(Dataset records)

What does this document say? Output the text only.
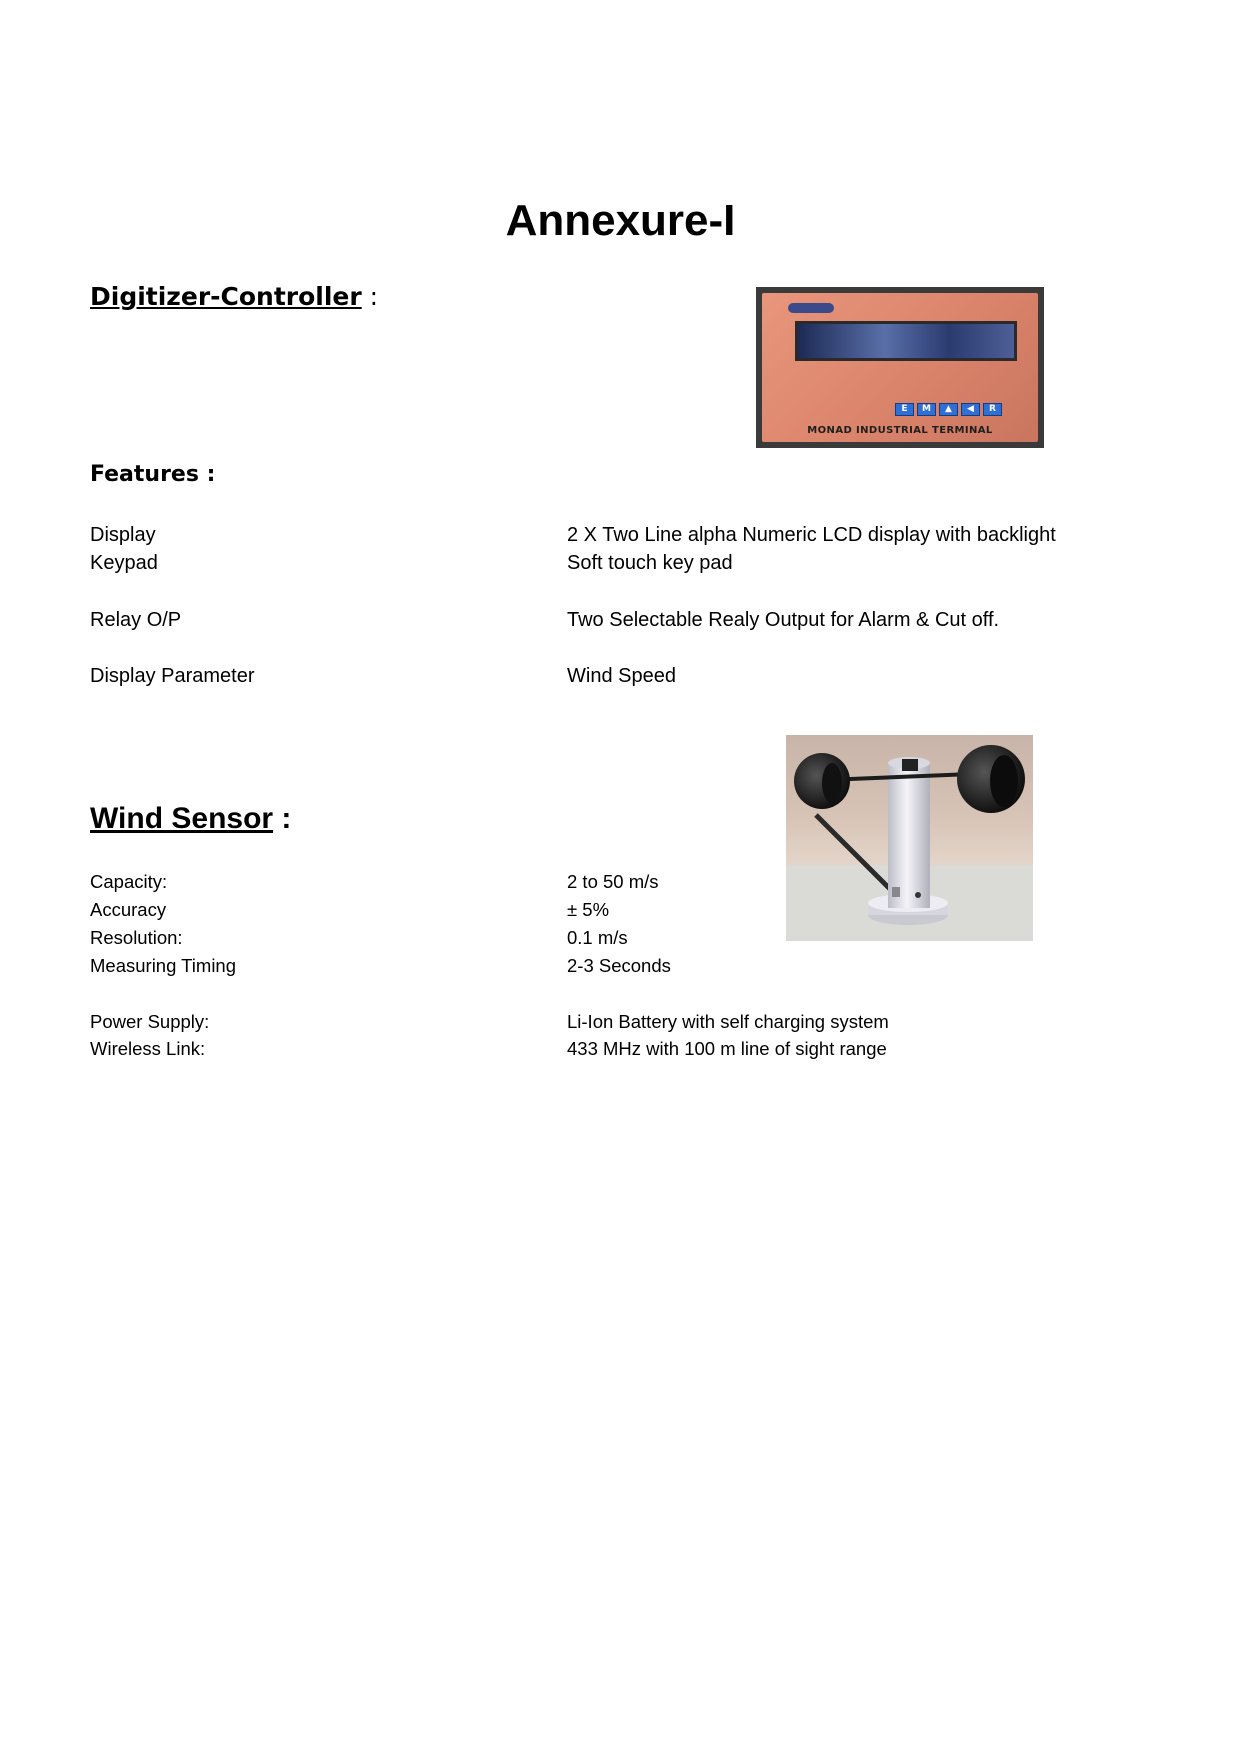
Annexure-I
Digitizer-Controller :
E	M	▲	◀	R
MONAD INDUSTRIAL TERMINAL
Features :
Display	2 X Two Line alpha Numeric LCD display with backlight
Keypad	Soft touch key pad
Relay O/P	Two Selectable Realy Output for Alarm & Cut off.
Display Parameter	Wind Speed
Wind Sensor :
Capacity:	2 to 50 m/s
Accuracy	± 5%
Resolution:	0.1 m/s
Measuring Timing	2-3 Seconds
Power Supply:	Li-Ion Battery with self charging system
Wireless Link:	433 MHz with 100 m line of sight range
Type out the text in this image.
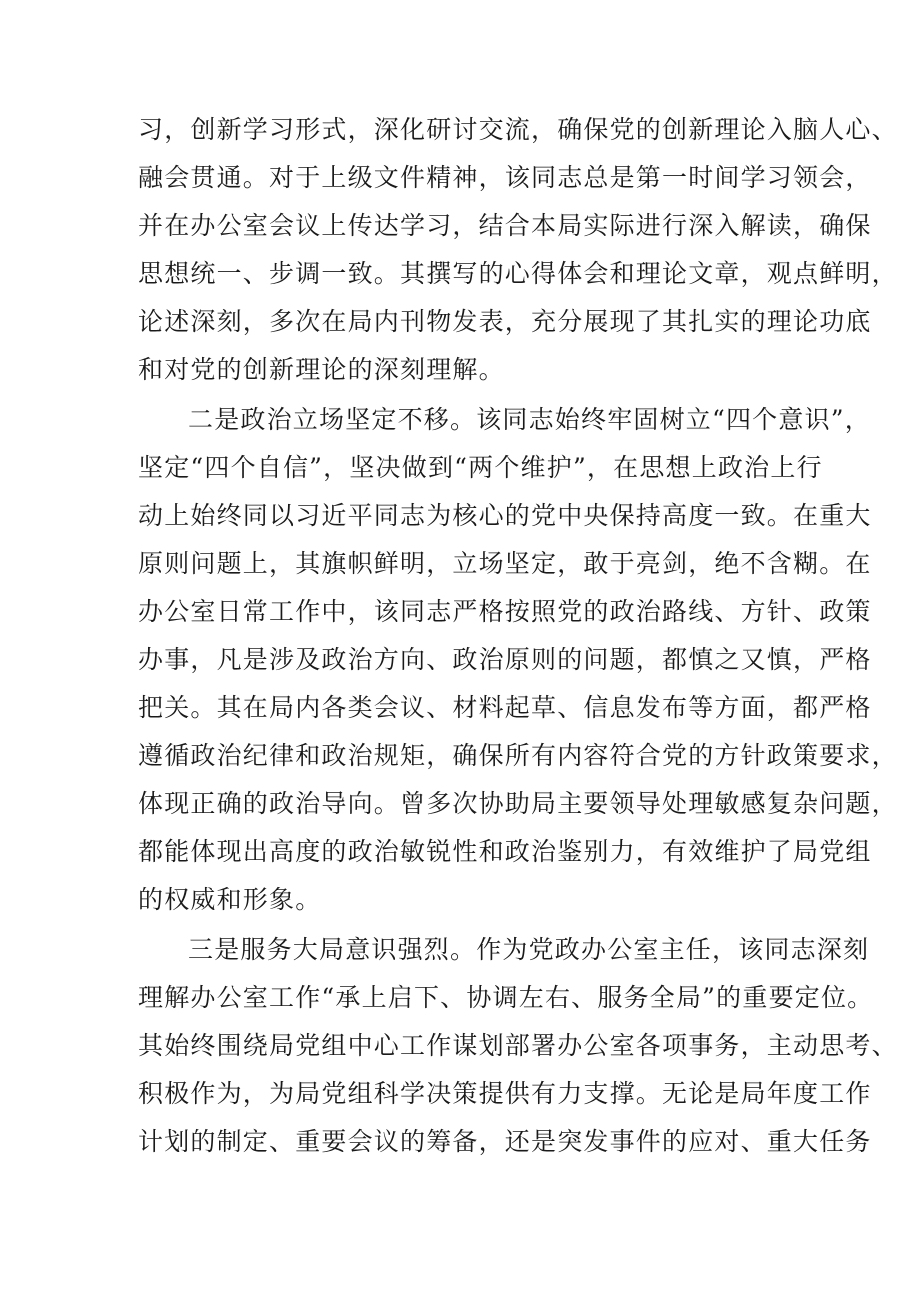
习，创新学习形式，深化研讨交流，确保党的创新理论入脑人心、
融会贯通。对于上级文件精神，该同志总是第一时间学习领会，
并在办公室会议上传达学习，结合本局实际进行深入解读，确保
思想统一、步调一致。其撰写的心得体会和理论文章，观点鲜明，
论述深刻，多次在局内刊物发表，充分展现了其扎实的理论功底
和对党的创新理论的深刻理解。
二是政治立场坚定不移。该同志始终牢固树立“四个意识”，
坚定“四个自信”，坚决做到“两个维护”，在思想上政治上行
动上始终同以习近平同志为核心的党中央保持高度一致。在重大
原则问题上，其旗帜鲜明，立场坚定，敢于亮剑，绝不含糊。在
办公室日常工作中，该同志严格按照党的政治路线、方针、政策
办事，凡是涉及政治方向、政治原则的问题，都慎之又慎，严格
把关。其在局内各类会议、材料起草、信息发布等方面，都严格
遵循政治纪律和政治规矩，确保所有内容符合党的方针政策要求，
体现正确的政治导向。曾多次协助局主要领导处理敏感复杂问题，
都能体现出高度的政治敏锐性和政治鉴别力，有效维护了局党组
的权威和形象。
三是服务大局意识强烈。作为党政办公室主任，该同志深刻
理解办公室工作“承上启下、协调左右、服务全局”的重要定位。
其始终围绕局党组中心工作谋划部署办公室各项事务，主动思考、
积极作为，为局党组科学决策提供有力支撑。无论是局年度工作
计划的制定、重要会议的筹备，还是突发事件的应对、重大任务
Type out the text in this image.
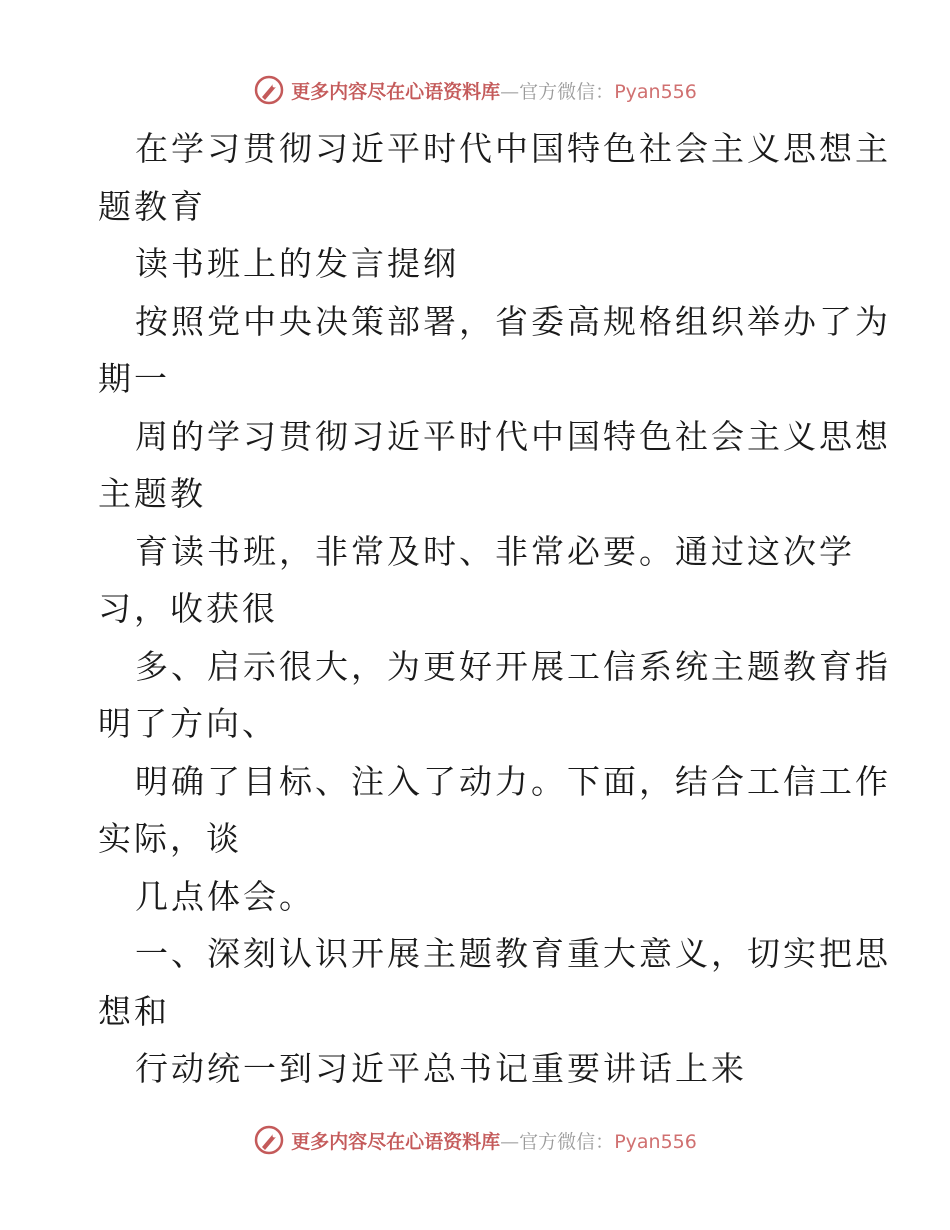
更多内容尽在心语资料库—官方微信：Pyan556
在学习贯彻习近平时代中国特色社会主义思想主
题教育
读书班上的发言提纲
按照党中央决策部署，省委高规格组织举办了为
期一
周的学习贯彻习近平时代中国特色社会主义思想
主题教
育读书班，非常及时、非常必要。通过这次学
习，收获很
多、启示很大，为更好开展工信系统主题教育指
明了方向、
明确了目标、注入了动力。下面，结合工信工作
实际，谈
几点体会。
一、深刻认识开展主题教育重大意义，切实把思
想和
行动统一到习近平总书记重要讲话上来
更多内容尽在心语资料库—官方微信：Pyan556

=== Do this ===
Collect each line of the entries that has the word "Display", copying it in full.

=== Result below ===
Display	2 X Two Line alpha Numeric LCD display with backlight
Display Parameter	Wind Speed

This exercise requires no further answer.